_WHAT THE EXERCISE ASKS_
Repeat each line exactly, leaving nothing out.

_RECORD SET_
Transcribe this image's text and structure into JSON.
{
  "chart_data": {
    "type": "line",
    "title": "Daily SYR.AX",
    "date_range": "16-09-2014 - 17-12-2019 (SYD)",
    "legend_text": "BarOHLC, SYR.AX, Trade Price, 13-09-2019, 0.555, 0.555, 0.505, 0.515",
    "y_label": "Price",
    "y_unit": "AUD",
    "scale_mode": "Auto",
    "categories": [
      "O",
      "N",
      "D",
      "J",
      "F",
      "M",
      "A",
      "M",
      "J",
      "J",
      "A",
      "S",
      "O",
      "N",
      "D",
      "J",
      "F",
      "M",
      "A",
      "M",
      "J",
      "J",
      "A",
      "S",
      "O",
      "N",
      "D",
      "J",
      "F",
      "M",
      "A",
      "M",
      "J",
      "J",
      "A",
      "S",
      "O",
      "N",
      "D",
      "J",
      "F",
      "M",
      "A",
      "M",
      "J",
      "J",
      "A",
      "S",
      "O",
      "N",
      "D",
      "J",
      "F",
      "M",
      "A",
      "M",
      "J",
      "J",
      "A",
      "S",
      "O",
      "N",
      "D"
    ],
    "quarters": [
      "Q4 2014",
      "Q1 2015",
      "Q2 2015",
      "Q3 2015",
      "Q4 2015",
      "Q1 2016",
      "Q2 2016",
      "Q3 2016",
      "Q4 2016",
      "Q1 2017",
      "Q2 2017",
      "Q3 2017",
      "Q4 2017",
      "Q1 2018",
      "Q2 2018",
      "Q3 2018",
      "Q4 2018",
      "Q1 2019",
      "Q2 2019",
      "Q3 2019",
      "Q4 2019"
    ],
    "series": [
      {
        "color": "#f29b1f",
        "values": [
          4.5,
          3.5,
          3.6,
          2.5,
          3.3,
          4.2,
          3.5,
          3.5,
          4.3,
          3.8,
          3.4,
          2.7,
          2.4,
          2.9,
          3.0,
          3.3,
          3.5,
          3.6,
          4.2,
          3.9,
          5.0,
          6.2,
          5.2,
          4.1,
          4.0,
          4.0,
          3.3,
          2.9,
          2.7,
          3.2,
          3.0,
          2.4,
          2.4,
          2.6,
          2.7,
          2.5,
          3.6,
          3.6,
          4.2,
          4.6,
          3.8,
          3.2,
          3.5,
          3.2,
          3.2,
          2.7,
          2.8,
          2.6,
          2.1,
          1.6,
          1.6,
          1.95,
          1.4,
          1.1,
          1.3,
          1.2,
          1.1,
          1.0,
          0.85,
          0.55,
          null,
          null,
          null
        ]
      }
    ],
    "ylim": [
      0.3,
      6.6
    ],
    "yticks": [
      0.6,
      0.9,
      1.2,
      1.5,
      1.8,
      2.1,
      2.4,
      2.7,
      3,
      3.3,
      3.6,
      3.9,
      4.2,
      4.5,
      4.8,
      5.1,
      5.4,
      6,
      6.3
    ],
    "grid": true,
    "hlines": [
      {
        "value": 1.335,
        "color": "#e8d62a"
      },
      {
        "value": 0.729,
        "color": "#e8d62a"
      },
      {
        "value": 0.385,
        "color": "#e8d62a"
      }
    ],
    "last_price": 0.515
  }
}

_WORKED ANSWER_
Transcribe this image's text and structure into JSON.
{
  "chart_data": {
    "type": "line",
    "title": "Daily SYR.AX",
    "date_range": "16-09-2014 - 17-12-2019 (SYD)",
    "legend_text": "BarOHLC, SYR.AX, Trade Price, 13-09-2019, 0.555, 0.555, 0.505, 0.515",
    "y_label": "Price",
    "y_unit": "AUD",
    "scale_mode": "Auto",
    "categories": [
      "O",
      "N",
      "D",
      "J",
      "F",
      "M",
      "A",
      "M",
      "J",
      "J",
      "A",
      "S",
      "O",
      "N",
      "D",
      "J",
      "F",
      "M",
      "A",
      "M",
      "J",
      "J",
      "A",
      "S",
      "O",
      "N",
      "D",
      "J",
      "F",
      "M",
      "A",
      "M",
      "J",
      "J",
      "A",
      "S",
      "O",
      "N",
      "D",
      "J",
      "F",
      "M",
      "A",
      "M",
      "J",
      "J",
      "A",
      "S",
      "O",
      "N",
      "D",
      "J",
      "F",
      "M",
      "A",
      "M",
      "J",
      "J",
      "A",
      "S",
      "O",
      "N",
      "D"
    ],
    "quarters": [
      "Q4 2014",
      "Q1 2015",
      "Q2 2015",
      "Q3 2015",
      "Q4 2015",
      "Q1 2016",
      "Q2 2016",
      "Q3 2016",
      "Q4 2016",
      "Q1 2017",
      "Q2 2017",
      "Q3 2017",
      "Q4 2017",
      "Q1 2018",
      "Q2 2018",
      "Q3 2018",
      "Q4 2018",
      "Q1 2019",
      "Q2 2019",
      "Q3 2019",
      "Q4 2019"
    ],
    "series": [
      {
        "color": "#f29b1f",
        "values": [
          4.5,
          3.5,
          3.6,
          2.5,
          3.3,
          4.2,
          3.5,
          3.5,
          4.3,
          3.8,
          3.4,
          2.7,
          2.4,
          2.9,
          3.0,
          3.3,
          3.5,
          3.6,
          4.2,
          3.9,
          5.0,
          6.2,
          5.2,
          4.1,
          4.0,
          4.0,
          3.3,
          2.9,
          2.7,
          3.2,
          3.0,
          2.4,
          2.4,
          2.6,
          2.7,
          2.5,
          3.6,
          3.6,
          4.2,
          4.6,
          3.8,
          3.2,
          3.5,
          3.2,
          3.2,
          2.7,
          2.8,
          2.6,
          2.1,
          1.6,
          1.6,
          1.95,
          1.4,
          1.1,
          1.3,
          1.2,
          1.1,
          1.0,
          0.85,
          0.55,
          null,
          null,
          null
        ]
      }
    ],
    "ylim": [
      0.3,
      6.6
    ],
    "yticks": [
      0.6,
      0.9,
      1.2,
      1.5,
      1.8,
      2.1,
      2.4,
      2.7,
      3,
      3.3,
      3.6,
      3.9,
      4.2,
      4.5,
      4.8,
      5.1,
      5.4,
      6,
      6.3
    ],
    "grid": true,
    "hlines": [
      {
        "value": 1.335,
        "color": "#e8d62a"
      },
      {
        "value": 0.729,
        "color": "#e8d62a"
      },
      {
        "value": 0.385,
        "color": "#e8d62a"
      }
    ],
    "last_price": 0.515
  }
}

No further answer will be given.